▶ **EXERCISE TASK**
Write out the whole listing again, exactly as given.

▶ **ENTRIES SUPPLIED**
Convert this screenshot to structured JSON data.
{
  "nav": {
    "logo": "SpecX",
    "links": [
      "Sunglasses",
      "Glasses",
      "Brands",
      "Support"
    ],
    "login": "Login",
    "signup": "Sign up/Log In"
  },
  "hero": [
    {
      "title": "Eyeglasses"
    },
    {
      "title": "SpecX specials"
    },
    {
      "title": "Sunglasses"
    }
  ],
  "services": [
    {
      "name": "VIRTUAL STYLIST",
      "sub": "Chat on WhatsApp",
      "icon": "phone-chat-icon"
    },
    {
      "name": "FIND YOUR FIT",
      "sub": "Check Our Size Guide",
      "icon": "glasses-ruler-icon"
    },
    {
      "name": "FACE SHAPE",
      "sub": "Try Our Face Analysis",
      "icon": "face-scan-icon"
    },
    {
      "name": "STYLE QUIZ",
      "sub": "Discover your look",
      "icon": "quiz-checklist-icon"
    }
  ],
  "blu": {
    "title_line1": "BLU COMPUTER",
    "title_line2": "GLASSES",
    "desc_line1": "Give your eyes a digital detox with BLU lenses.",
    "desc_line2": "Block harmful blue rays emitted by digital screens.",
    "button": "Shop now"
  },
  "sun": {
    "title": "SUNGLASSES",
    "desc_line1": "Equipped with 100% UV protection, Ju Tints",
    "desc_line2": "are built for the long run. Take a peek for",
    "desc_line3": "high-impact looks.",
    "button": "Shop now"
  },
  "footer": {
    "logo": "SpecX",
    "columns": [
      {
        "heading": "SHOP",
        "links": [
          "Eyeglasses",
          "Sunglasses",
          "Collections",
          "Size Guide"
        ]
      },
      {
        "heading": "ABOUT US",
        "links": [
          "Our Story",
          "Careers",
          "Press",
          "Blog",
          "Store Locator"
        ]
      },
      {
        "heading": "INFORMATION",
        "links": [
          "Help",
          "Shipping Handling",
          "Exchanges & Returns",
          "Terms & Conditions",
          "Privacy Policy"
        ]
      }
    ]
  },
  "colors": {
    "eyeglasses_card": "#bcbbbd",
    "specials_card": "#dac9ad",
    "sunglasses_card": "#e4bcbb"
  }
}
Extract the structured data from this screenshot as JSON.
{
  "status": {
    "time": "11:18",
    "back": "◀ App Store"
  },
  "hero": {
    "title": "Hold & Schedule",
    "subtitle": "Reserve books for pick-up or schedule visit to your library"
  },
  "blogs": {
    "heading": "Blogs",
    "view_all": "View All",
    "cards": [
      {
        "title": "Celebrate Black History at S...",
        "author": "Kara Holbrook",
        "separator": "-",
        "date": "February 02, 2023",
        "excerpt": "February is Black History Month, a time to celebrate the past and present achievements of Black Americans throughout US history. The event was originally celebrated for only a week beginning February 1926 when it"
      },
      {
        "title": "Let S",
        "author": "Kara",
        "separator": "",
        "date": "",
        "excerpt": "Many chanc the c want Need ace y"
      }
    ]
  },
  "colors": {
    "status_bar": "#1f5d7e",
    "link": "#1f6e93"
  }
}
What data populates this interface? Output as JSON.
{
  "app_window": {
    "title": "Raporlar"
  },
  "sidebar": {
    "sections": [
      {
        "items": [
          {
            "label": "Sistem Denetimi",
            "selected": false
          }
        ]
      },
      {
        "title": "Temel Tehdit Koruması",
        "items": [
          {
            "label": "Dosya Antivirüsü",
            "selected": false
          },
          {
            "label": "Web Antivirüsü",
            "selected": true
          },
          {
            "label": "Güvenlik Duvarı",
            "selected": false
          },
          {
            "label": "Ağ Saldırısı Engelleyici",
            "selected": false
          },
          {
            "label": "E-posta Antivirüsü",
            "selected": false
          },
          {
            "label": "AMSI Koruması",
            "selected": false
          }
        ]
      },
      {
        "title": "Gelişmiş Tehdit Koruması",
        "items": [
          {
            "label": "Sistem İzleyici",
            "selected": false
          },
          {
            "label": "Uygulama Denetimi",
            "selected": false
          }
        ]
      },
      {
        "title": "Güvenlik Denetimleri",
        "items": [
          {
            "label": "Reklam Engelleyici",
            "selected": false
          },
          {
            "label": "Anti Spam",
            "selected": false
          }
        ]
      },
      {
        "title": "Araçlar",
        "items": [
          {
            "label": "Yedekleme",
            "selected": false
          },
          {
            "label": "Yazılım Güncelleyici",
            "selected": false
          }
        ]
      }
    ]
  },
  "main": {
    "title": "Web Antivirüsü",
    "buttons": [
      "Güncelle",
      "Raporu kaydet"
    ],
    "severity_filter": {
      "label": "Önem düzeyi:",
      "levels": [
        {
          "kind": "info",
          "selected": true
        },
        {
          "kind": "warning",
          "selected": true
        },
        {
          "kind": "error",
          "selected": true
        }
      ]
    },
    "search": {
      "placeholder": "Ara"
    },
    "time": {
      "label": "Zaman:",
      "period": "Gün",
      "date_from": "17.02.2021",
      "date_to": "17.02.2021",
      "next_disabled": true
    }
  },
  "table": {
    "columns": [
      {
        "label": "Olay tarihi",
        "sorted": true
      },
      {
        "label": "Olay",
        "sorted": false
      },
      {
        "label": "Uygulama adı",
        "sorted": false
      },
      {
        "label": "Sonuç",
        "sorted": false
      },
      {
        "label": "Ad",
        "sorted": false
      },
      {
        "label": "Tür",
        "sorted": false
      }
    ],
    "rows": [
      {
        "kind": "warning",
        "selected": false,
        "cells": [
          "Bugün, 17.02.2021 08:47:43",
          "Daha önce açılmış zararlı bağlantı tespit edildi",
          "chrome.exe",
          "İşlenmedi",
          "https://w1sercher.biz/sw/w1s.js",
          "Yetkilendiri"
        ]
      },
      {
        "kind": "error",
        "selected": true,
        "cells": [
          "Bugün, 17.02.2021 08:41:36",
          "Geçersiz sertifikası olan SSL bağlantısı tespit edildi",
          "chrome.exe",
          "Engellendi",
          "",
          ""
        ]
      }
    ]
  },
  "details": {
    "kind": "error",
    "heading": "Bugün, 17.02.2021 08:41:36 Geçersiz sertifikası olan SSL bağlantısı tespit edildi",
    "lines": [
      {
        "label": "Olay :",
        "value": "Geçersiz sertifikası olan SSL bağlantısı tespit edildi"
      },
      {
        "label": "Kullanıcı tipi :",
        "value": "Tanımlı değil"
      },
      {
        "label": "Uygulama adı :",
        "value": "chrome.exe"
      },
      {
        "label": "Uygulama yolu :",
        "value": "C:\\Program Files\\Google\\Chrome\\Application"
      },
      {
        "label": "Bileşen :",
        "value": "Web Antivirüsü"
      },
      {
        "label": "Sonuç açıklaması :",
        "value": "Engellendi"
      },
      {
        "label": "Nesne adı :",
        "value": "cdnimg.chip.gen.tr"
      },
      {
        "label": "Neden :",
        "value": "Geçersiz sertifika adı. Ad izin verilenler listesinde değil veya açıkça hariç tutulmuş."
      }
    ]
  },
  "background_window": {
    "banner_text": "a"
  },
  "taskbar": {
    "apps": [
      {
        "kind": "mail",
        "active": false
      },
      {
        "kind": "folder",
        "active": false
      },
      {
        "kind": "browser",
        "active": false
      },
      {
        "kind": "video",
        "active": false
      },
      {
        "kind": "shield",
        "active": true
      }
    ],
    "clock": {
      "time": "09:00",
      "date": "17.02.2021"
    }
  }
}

▶ **THE REPLY**
Convert this screenshot to structured JSON data.
{
  "nav": {
    "logo": "SpecX",
    "links": [
      "Sunglasses",
      "Glasses",
      "Brands",
      "Support"
    ],
    "login": "Login",
    "signup": "Sign up/Log In"
  },
  "hero": [
    {
      "title": "Eyeglasses"
    },
    {
      "title": "SpecX specials"
    },
    {
      "title": "Sunglasses"
    }
  ],
  "services": [
    {
      "name": "VIRTUAL STYLIST",
      "sub": "Chat on WhatsApp",
      "icon": "phone-chat-icon"
    },
    {
      "name": "FIND YOUR FIT",
      "sub": "Check Our Size Guide",
      "icon": "glasses-ruler-icon"
    },
    {
      "name": "FACE SHAPE",
      "sub": "Try Our Face Analysis",
      "icon": "face-scan-icon"
    },
    {
      "name": "STYLE QUIZ",
      "sub": "Discover your look",
      "icon": "quiz-checklist-icon"
    }
  ],
  "blu": {
    "title_line1": "BLU COMPUTER",
    "title_line2": "GLASSES",
    "desc_line1": "Give your eyes a digital detox with BLU lenses.",
    "desc_line2": "Block harmful blue rays emitted by digital screens.",
    "button": "Shop now"
  },
  "sun": {
    "title": "SUNGLASSES",
    "desc_line1": "Equipped with 100% UV protection, Ju Tints",
    "desc_line2": "are built for the long run. Take a peek for",
    "desc_line3": "high-impact looks.",
    "button": "Shop now"
  },
  "footer": {
    "logo": "SpecX",
    "columns": [
      {
        "heading": "SHOP",
        "links": [
          "Eyeglasses",
          "Sunglasses",
          "Collections",
          "Size Guide"
        ]
      },
      {
        "heading": "ABOUT US",
        "links": [
          "Our Story",
          "Careers",
          "Press",
          "Blog",
          "Store Locator"
        ]
      },
      {
        "heading": "INFORMATION",
        "links": [
          "Help",
          "Shipping Handling",
          "Exchanges & Returns",
          "Terms & Conditions",
          "Privacy Policy"
        ]
      }
    ]
  },
  "colors": {
    "eyeglasses_card": "#bcbbbd",
    "specials_card": "#dac9ad",
    "sunglasses_card": "#e4bcbb"
  }
}
Extract the structured data from this screenshot as JSON.
{
  "status": {
    "time": "11:18",
    "back": "◀ App Store"
  },
  "hero": {
    "title": "Hold & Schedule",
    "subtitle": "Reserve books for pick-up or schedule visit to your library"
  },
  "blogs": {
    "heading": "Blogs",
    "view_all": "View All",
    "cards": [
      {
        "title": "Celebrate Black History at S...",
        "author": "Kara Holbrook",
        "separator": "-",
        "date": "February 02, 2023",
        "excerpt": "February is Black History Month, a time to celebrate the past and present achievements of Black Americans throughout US history. The event was originally celebrated for only a week beginning February 1926 when it"
      },
      {
        "title": "Let S",
        "author": "Kara",
        "separator": "",
        "date": "",
        "excerpt": "Many chanc the c want Need ace y"
      }
    ]
  },
  "colors": {
    "status_bar": "#1f5d7e",
    "link": "#1f6e93"
  }
}
What data populates this interface? Output as JSON.
{
  "app_window": {
    "title": "Raporlar"
  },
  "sidebar": {
    "sections": [
      {
        "items": [
          {
            "label": "Sistem Denetimi",
            "selected": false
          }
        ]
      },
      {
        "title": "Temel Tehdit Koruması",
        "items": [
          {
            "label": "Dosya Antivirüsü",
            "selected": false
          },
          {
            "label": "Web Antivirüsü",
            "selected": true
          },
          {
            "label": "Güvenlik Duvarı",
            "selected": false
          },
          {
            "label": "Ağ Saldırısı Engelleyici",
            "selected": false
          },
          {
            "label": "E-posta Antivirüsü",
            "selected": false
          },
          {
            "label": "AMSI Koruması",
            "selected": false
          }
        ]
      },
      {
        "title": "Gelişmiş Tehdit Koruması",
        "items": [
          {
            "label": "Sistem İzleyici",
            "selected": false
          },
          {
            "label": "Uygulama Denetimi",
            "selected": false
          }
        ]
      },
      {
        "title": "Güvenlik Denetimleri",
        "items": [
          {
            "label": "Reklam Engelleyici",
            "selected": false
          },
          {
            "label": "Anti Spam",
            "selected": false
          }
        ]
      },
      {
        "title": "Araçlar",
        "items": [
          {
            "label": "Yedekleme",
            "selected": false
          },
          {
            "label": "Yazılım Güncelleyici",
            "selected": false
          }
        ]
      }
    ]
  },
  "main": {
    "title": "Web Antivirüsü",
    "buttons": [
      "Güncelle",
      "Raporu kaydet"
    ],
    "severity_filter": {
      "label": "Önem düzeyi:",
      "levels": [
        {
          "kind": "info",
          "selected": true
        },
        {
          "kind": "warning",
          "selected": true
        },
        {
          "kind": "error",
          "selected": true
        }
      ]
    },
    "search": {
      "placeholder": "Ara"
    },
    "time": {
      "label": "Zaman:",
      "period": "Gün",
      "date_from": "17.02.2021",
      "date_to": "17.02.2021",
      "next_disabled": true
    }
  },
  "table": {
    "columns": [
      {
        "label": "Olay tarihi",
        "sorted": true
      },
      {
        "label": "Olay",
        "sorted": false
      },
      {
        "label": "Uygulama adı",
        "sorted": false
      },
      {
        "label": "Sonuç",
        "sorted": false
      },
      {
        "label": "Ad",
        "sorted": false
      },
      {
        "label": "Tür",
        "sorted": false
      }
    ],
    "rows": [
      {
        "kind": "warning",
        "selected": false,
        "cells": [
          "Bugün, 17.02.2021 08:47:43",
          "Daha önce açılmış zararlı bağlantı tespit edildi",
          "chrome.exe",
          "İşlenmedi",
          "https://w1sercher.biz/sw/w1s.js",
          "Yetkilendiri"
        ]
      },
      {
        "kind": "error",
        "selected": true,
        "cells": [
          "Bugün, 17.02.2021 08:41:36",
          "Geçersiz sertifikası olan SSL bağlantısı tespit edildi",
          "chrome.exe",
          "Engellendi",
          "",
          ""
        ]
      }
    ]
  },
  "details": {
    "kind": "error",
    "heading": "Bugün, 17.02.2021 08:41:36 Geçersiz sertifikası olan SSL bağlantısı tespit edildi",
    "lines": [
      {
        "label": "Olay :",
        "value": "Geçersiz sertifikası olan SSL bağlantısı tespit edildi"
      },
      {
        "label": "Kullanıcı tipi :",
        "value": "Tanımlı değil"
      },
      {
        "label": "Uygulama adı :",
        "value": "chrome.exe"
      },
      {
        "label": "Uygulama yolu :",
        "value": "C:\\Program Files\\Google\\Chrome\\Application"
      },
      {
        "label": "Bileşen :",
        "value": "Web Antivirüsü"
      },
      {
        "label": "Sonuç açıklaması :",
        "value": "Engellendi"
      },
      {
        "label": "Nesne adı :",
        "value": "cdnimg.chip.gen.tr"
      },
      {
        "label": "Neden :",
        "value": "Geçersiz sertifika adı. Ad izin verilenler listesinde değil veya açıkça hariç tutulmuş."
      }
    ]
  },
  "background_window": {
    "banner_text": "a"
  },
  "taskbar": {
    "apps": [
      {
        "kind": "mail",
        "active": false
      },
      {
        "kind": "folder",
        "active": false
      },
      {
        "kind": "browser",
        "active": false
      },
      {
        "kind": "video",
        "active": false
      },
      {
        "kind": "shield",
        "active": true
      }
    ],
    "clock": {
      "time": "09:00",
      "date": "17.02.2021"
    }
  }
}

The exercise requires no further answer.